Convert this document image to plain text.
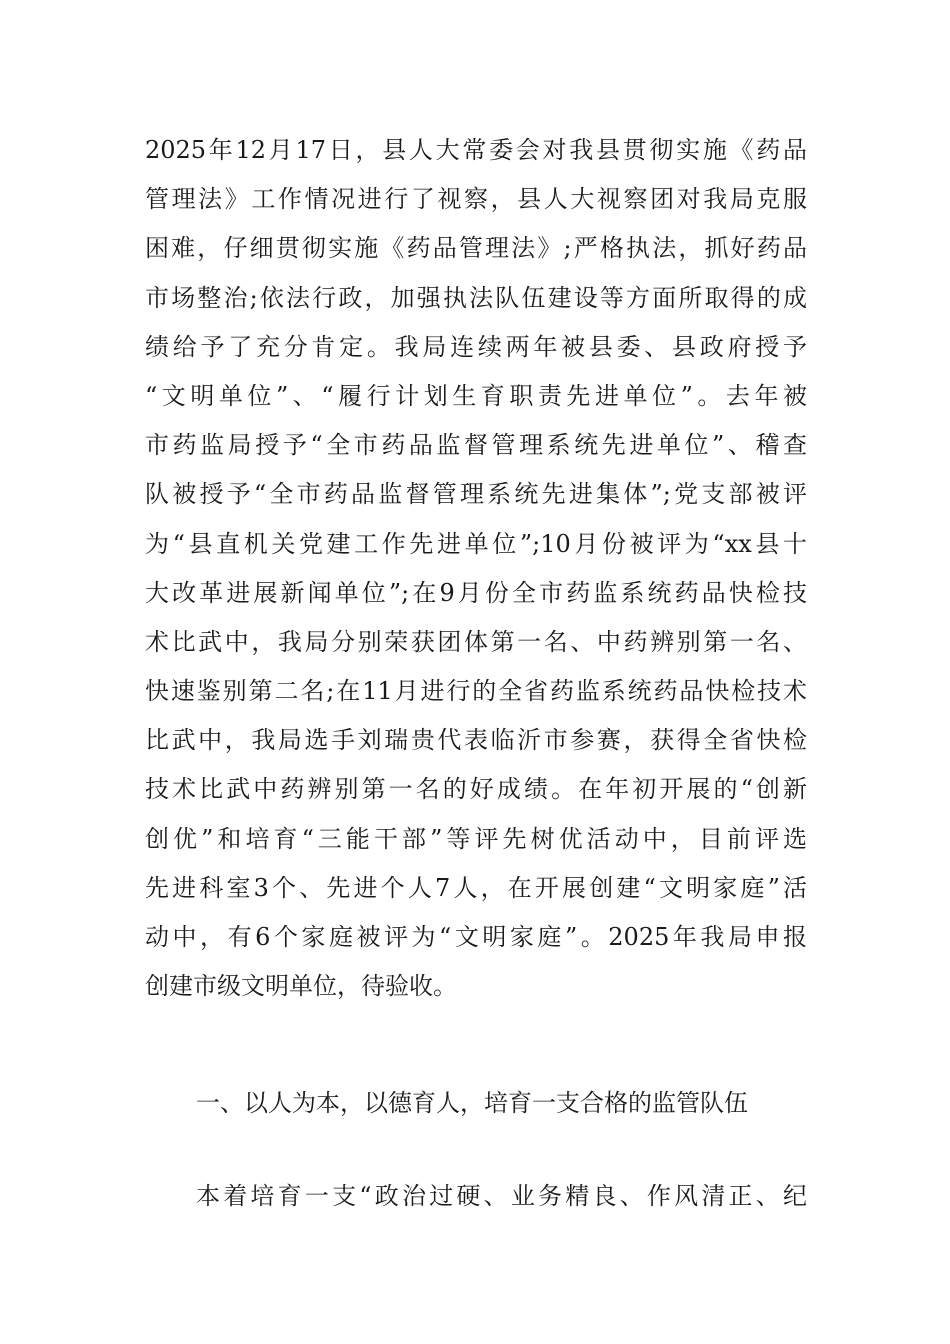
2025年12月17日，县人大常委会对我县贯彻实施《药品
管理法》工作情况进行了视察，县人大视察团对我局克服
困难，仔细贯彻实施《药品管理法》;严格执法，抓好药品
市场整治;依法行政，加强执法队伍建设等方面所取得的成
绩给予了充分肯定。我局连续两年被县委、县政府授予
“文明单位”、“履行计划生育职责先进单位”。去年被
市药监局授予“全市药品监督管理系统先进单位”、稽查
队被授予“全市药品监督管理系统先进集体”;党支部被评
为“县直机关党建工作先进单位”;10月份被评为“xx县十
大改革进展新闻单位”;在9月份全市药监系统药品快检技
术比武中，我局分别荣获团体第一名、中药辨别第一名、
快速鉴别第二名;在11月进行的全省药监系统药品快检技术
比武中，我局选手刘瑞贵代表临沂市参赛，获得全省快检
技术比武中药辨别第一名的好成绩。在年初开展的“创新
创优”和培育“三能干部”等评先树优活动中，目前评选
先进科室3个、先进个人7人，在开展创建“文明家庭”活
动中，有6个家庭被评为“文明家庭”。2025年我局申报
创建市级文明单位，待验收。
一、以人为本，以德育人，培育一支合格的监管队伍
本着培育一支“政治过硬、业务精良、作风清正、纪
● ● ● ● ● ● ●
WRITTEN PROBLEM: Repeat each entry precisely as it appears. Leave the pictures out.

WRITTEN REPLY:
Convert this document image to plain text.
2025年12月17日，县人大常委会对我县贯彻实施《药品
管理法》工作情况进行了视察，县人大视察团对我局克服
困难，仔细贯彻实施《药品管理法》;严格执法，抓好药品
市场整治;依法行政，加强执法队伍建设等方面所取得的成
绩给予了充分肯定。我局连续两年被县委、县政府授予
“文明单位”、“履行计划生育职责先进单位”。去年被
市药监局授予“全市药品监督管理系统先进单位”、稽查
队被授予“全市药品监督管理系统先进集体”;党支部被评
为“县直机关党建工作先进单位”;10月份被评为“xx县十
大改革进展新闻单位”;在9月份全市药监系统药品快检技
术比武中，我局分别荣获团体第一名、中药辨别第一名、
快速鉴别第二名;在11月进行的全省药监系统药品快检技术
比武中，我局选手刘瑞贵代表临沂市参赛，获得全省快检
技术比武中药辨别第一名的好成绩。在年初开展的“创新
创优”和培育“三能干部”等评先树优活动中，目前评选
先进科室3个、先进个人7人，在开展创建“文明家庭”活
动中，有6个家庭被评为“文明家庭”。2025年我局申报
创建市级文明单位，待验收。
一、以人为本，以德育人，培育一支合格的监管队伍
本着培育一支“政治过硬、业务精良、作风清正、纪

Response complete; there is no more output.